**Source material**
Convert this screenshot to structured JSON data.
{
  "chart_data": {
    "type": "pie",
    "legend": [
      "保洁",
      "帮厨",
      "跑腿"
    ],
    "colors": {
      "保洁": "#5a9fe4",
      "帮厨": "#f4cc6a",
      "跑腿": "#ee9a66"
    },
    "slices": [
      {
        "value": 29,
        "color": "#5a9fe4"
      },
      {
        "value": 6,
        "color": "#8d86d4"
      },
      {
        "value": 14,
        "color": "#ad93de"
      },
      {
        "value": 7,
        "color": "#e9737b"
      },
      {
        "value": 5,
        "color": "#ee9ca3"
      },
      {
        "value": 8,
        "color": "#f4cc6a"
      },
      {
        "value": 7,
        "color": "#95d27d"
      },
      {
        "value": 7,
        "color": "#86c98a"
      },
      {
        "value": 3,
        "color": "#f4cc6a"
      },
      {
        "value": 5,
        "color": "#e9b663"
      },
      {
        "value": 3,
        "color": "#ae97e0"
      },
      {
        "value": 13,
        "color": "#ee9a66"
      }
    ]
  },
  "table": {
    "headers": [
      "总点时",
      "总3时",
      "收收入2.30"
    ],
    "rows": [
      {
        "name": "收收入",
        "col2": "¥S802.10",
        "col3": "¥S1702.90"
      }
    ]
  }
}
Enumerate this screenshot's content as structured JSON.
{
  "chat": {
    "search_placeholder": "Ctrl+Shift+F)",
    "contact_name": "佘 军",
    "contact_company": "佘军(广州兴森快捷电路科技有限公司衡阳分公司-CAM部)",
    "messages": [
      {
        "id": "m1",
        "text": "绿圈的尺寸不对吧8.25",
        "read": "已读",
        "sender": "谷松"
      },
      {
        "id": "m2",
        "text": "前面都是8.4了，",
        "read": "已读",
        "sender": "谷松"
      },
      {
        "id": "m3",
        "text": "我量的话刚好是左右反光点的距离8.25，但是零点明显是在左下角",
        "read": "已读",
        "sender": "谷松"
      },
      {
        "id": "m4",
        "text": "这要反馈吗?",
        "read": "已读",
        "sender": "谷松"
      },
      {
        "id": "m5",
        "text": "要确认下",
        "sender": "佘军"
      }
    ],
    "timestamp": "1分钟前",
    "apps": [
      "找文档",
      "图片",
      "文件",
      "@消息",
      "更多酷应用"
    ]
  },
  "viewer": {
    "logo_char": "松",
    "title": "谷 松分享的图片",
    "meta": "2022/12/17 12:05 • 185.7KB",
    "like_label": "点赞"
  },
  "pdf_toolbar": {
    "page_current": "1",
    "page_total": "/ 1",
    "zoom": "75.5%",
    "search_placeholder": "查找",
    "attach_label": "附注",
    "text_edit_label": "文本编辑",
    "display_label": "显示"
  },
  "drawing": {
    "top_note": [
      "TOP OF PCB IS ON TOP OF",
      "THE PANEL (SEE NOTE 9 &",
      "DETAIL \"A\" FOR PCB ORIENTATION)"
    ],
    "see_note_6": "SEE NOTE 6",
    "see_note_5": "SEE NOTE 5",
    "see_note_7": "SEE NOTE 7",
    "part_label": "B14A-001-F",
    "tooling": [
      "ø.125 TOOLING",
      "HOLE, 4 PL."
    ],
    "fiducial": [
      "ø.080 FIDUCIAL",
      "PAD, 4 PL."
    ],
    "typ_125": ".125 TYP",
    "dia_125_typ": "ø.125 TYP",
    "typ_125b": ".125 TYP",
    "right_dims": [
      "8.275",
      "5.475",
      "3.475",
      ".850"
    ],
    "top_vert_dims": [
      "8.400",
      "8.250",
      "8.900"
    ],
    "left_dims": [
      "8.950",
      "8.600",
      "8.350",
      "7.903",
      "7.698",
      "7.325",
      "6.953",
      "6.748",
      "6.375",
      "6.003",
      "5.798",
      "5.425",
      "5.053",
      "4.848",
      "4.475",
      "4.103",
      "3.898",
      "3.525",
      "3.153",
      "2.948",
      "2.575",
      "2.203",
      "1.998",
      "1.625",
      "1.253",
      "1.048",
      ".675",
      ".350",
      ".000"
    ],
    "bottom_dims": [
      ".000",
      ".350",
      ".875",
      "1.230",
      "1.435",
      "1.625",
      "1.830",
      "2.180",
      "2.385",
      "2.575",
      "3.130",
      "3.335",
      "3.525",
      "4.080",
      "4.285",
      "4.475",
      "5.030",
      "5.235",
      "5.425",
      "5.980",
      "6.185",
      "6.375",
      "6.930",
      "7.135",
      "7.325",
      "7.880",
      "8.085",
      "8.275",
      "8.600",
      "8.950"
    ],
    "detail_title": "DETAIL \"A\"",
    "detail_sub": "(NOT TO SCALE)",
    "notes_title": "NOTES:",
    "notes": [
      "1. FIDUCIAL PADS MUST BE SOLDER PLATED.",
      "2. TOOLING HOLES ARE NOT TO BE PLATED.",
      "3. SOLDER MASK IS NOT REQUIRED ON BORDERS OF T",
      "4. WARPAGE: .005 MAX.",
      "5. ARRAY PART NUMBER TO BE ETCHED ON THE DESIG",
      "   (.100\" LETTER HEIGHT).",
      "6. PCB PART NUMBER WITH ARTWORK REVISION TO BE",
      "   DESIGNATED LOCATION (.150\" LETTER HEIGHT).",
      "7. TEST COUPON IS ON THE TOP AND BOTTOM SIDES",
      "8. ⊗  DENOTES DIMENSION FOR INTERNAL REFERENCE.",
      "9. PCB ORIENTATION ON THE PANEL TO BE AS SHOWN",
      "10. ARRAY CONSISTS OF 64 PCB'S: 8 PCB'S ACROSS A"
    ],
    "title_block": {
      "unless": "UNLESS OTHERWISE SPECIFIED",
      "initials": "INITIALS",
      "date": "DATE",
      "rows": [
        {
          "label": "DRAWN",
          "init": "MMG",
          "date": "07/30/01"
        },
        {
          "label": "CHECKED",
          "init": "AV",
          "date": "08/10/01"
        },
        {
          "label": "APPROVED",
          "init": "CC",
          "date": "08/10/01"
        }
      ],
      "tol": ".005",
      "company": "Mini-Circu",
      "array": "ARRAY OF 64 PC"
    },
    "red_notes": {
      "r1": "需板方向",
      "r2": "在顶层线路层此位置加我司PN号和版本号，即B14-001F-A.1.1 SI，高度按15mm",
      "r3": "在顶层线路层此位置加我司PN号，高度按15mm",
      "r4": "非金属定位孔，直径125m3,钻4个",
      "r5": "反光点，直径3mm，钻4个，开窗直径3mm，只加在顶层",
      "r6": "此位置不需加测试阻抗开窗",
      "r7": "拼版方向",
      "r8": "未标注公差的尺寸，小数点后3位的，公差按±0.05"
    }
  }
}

**Prompt**
Report each line in the preceding entries that holds the string "PANEL".

**Correct result**
      "THE PANEL (SEE NOTE 9 &",
      "9. PCB ORIENTATION ON THE PANEL TO BE AS SHOWN",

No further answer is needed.